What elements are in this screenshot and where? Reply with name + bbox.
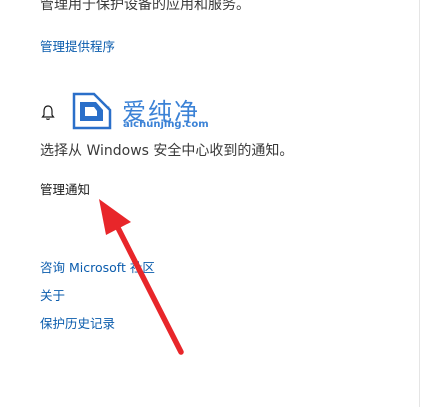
- bell-icon: [41, 105, 55, 120]
- watermark-url: aichunjing.com: [123, 119, 209, 130]
- notifications-description: 选择从 Windows 安全中心收到的通知。: [40, 143, 294, 159]
- red-annotation-arrow: [99, 199, 184, 355]
- manage-providers-link[interactable]: 管理提供程序: [40, 36, 115, 55]
- watermark: 爱纯净 aichunjing.com: [70, 92, 220, 132]
- aichunjing-logo: [72, 92, 112, 130]
- panel-divider: [419, 0, 420, 407]
- windows-security-settings-panel: 管理用于保护设备的应用和服务。 管理提供程序 通知 爱纯净 aichunjing…: [0, 0, 432, 407]
- protection-history-link[interactable]: 保护历史记录: [40, 313, 115, 332]
- consult-microsoft-community-link[interactable]: 咨询 Microsoft 社区: [40, 257, 155, 276]
- providers-description: 管理用于保护设备的应用和服务。: [40, 0, 250, 13]
- manage-notifications-link[interactable]: 管理通知: [40, 179, 90, 198]
- about-link[interactable]: 关于: [40, 285, 65, 304]
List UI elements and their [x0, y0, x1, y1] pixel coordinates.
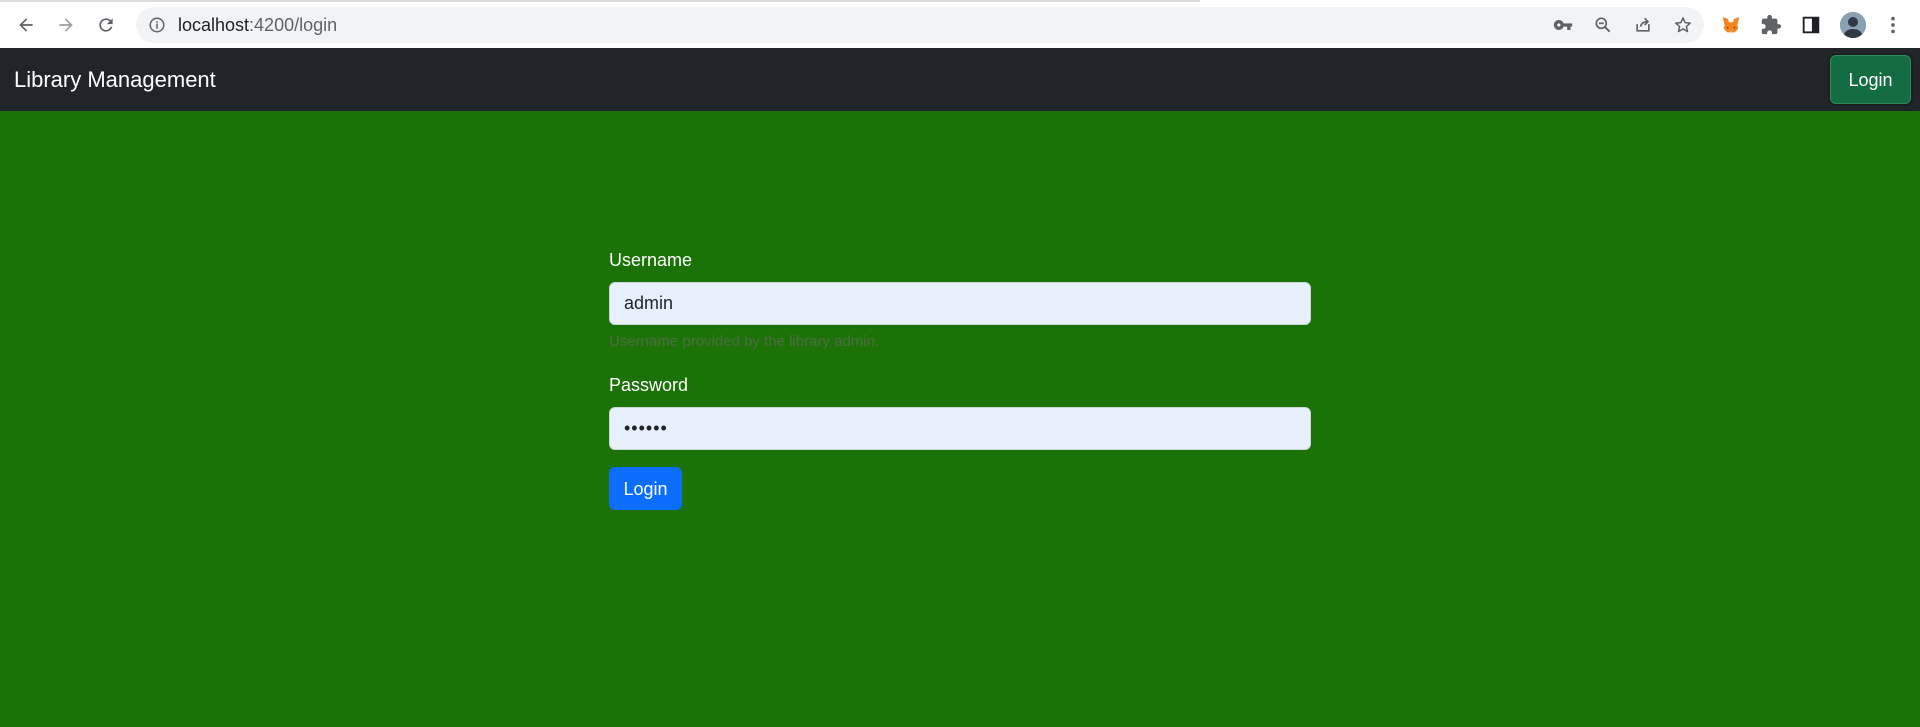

■ ■ ■ ■ ■

*Your instructions*: Give every line of the entries above as a JSON list of strings, one string per line, with blank lines and the pictures left out.

*Solution to this task*:
[
  "What elements are in this screenshot and where? Reply with name + bbox.",
  "- bell-icon: [41, 105, 55, 120]",
  "- watermark-url: aichunjing.com: [123, 119, 209, 130]",
  "- notifications-description: 选择从 Windows 安全中心收到的通知。: [40, 143, 294, 159]",
  "- red-annotation-arrow: [99, 199, 184, 355]",
  "- manage-providers-link[interactable]: 管理提供程序: [40, 36, 115, 55]",
  "- watermark: 爱纯净 aichunjing.com: [70, 92, 220, 132]",
  "- aichunjing-logo: [72, 92, 112, 130]",
  "- panel-divider: [419, 0, 420, 407]",
  "- windows-security-settings-panel: 管理用于保护设备的应用和服务。 管理提供程序 通知 爱纯净 aichunjing…: [0, 0, 432, 407]",
  "- protection-history-link[interactable]: 保护历史记录: [40, 313, 115, 332]",
  "- consult-microsoft-community-link[interactable]: 咨询 Microsoft 社区: [40, 257, 155, 276]",
  "- providers-description: 管理用于保护设备的应用和服务。: [40, 0, 250, 13]",
  "- manage-notifications-link[interactable]: 管理通知: [40, 179, 90, 198]",
  "- about-link[interactable]: 关于: [40, 285, 65, 304]",
  "List UI elements and their [x0, y0, x1, y1] pixel coordinates."
]